---------- Records for this task

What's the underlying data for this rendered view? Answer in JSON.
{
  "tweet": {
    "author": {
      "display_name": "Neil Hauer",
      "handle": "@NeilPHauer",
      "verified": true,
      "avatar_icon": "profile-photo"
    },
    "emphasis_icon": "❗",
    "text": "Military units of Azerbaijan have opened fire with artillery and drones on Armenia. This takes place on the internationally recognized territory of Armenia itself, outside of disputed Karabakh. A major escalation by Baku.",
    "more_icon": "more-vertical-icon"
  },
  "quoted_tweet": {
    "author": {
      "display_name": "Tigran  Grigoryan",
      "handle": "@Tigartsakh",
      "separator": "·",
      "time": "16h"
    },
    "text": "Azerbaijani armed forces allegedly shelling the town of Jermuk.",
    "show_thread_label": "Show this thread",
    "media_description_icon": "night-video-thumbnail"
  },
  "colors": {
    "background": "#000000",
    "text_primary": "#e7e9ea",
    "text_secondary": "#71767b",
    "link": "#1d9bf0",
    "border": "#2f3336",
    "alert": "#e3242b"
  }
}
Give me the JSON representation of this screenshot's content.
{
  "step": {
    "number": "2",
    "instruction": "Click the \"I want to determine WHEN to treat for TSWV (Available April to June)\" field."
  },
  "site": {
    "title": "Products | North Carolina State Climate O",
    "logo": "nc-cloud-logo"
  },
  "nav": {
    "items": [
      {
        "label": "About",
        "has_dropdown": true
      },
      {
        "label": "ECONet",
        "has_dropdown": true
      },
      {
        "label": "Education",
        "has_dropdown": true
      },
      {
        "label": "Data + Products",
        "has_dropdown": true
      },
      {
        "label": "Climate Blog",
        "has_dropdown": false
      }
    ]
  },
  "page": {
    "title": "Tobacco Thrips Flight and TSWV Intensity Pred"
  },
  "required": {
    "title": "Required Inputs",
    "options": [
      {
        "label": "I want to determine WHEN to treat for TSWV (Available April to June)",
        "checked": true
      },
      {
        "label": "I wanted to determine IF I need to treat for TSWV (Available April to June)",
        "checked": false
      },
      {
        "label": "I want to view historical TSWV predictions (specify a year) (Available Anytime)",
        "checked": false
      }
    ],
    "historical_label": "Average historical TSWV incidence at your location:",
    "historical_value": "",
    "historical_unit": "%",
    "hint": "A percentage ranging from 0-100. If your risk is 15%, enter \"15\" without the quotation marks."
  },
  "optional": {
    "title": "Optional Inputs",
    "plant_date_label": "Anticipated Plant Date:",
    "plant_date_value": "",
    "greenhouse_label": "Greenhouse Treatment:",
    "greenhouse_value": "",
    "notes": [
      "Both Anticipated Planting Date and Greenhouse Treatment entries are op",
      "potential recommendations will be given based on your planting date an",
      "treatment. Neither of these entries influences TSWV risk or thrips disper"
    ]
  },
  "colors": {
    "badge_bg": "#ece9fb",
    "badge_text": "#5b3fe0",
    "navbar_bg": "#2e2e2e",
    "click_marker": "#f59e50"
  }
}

--------------------

• **Stated exercise**
What do the records say? Quote them all exactly.

• **Problem solution**
What's the underlying data for this rendered view? Answer in JSON.
{
  "tweet": {
    "author": {
      "display_name": "Neil Hauer",
      "handle": "@NeilPHauer",
      "verified": true,
      "avatar_icon": "profile-photo"
    },
    "emphasis_icon": "❗",
    "text": "Military units of Azerbaijan have opened fire with artillery and drones on Armenia. This takes place on the internationally recognized territory of Armenia itself, outside of disputed Karabakh. A major escalation by Baku.",
    "more_icon": "more-vertical-icon"
  },
  "quoted_tweet": {
    "author": {
      "display_name": "Tigran  Grigoryan",
      "handle": "@Tigartsakh",
      "separator": "·",
      "time": "16h"
    },
    "text": "Azerbaijani armed forces allegedly shelling the town of Jermuk.",
    "show_thread_label": "Show this thread",
    "media_description_icon": "night-video-thumbnail"
  },
  "colors": {
    "background": "#000000",
    "text_primary": "#e7e9ea",
    "text_secondary": "#71767b",
    "link": "#1d9bf0",
    "border": "#2f3336",
    "alert": "#e3242b"
  }
}
Give me the JSON representation of this screenshot's content.
{
  "step": {
    "number": "2",
    "instruction": "Click the \"I want to determine WHEN to treat for TSWV (Available April to June)\" field."
  },
  "site": {
    "title": "Products | North Carolina State Climate O",
    "logo": "nc-cloud-logo"
  },
  "nav": {
    "items": [
      {
        "label": "About",
        "has_dropdown": true
      },
      {
        "label": "ECONet",
        "has_dropdown": true
      },
      {
        "label": "Education",
        "has_dropdown": true
      },
      {
        "label": "Data + Products",
        "has_dropdown": true
      },
      {
        "label": "Climate Blog",
        "has_dropdown": false
      }
    ]
  },
  "page": {
    "title": "Tobacco Thrips Flight and TSWV Intensity Pred"
  },
  "required": {
    "title": "Required Inputs",
    "options": [
      {
        "label": "I want to determine WHEN to treat for TSWV (Available April to June)",
        "checked": true
      },
      {
        "label": "I wanted to determine IF I need to treat for TSWV (Available April to June)",
        "checked": false
      },
      {
        "label": "I want to view historical TSWV predictions (specify a year) (Available Anytime)",
        "checked": false
      }
    ],
    "historical_label": "Average historical TSWV incidence at your location:",
    "historical_value": "",
    "historical_unit": "%",
    "hint": "A percentage ranging from 0-100. If your risk is 15%, enter \"15\" without the quotation marks."
  },
  "optional": {
    "title": "Optional Inputs",
    "plant_date_label": "Anticipated Plant Date:",
    "plant_date_value": "",
    "greenhouse_label": "Greenhouse Treatment:",
    "greenhouse_value": "",
    "notes": [
      "Both Anticipated Planting Date and Greenhouse Treatment entries are op",
      "potential recommendations will be given based on your planting date an",
      "treatment. Neither of these entries influences TSWV risk or thrips disper"
    ]
  },
  "colors": {
    "badge_bg": "#ece9fb",
    "badge_text": "#5b3fe0",
    "navbar_bg": "#2e2e2e",
    "click_marker": "#f59e50"
  }
}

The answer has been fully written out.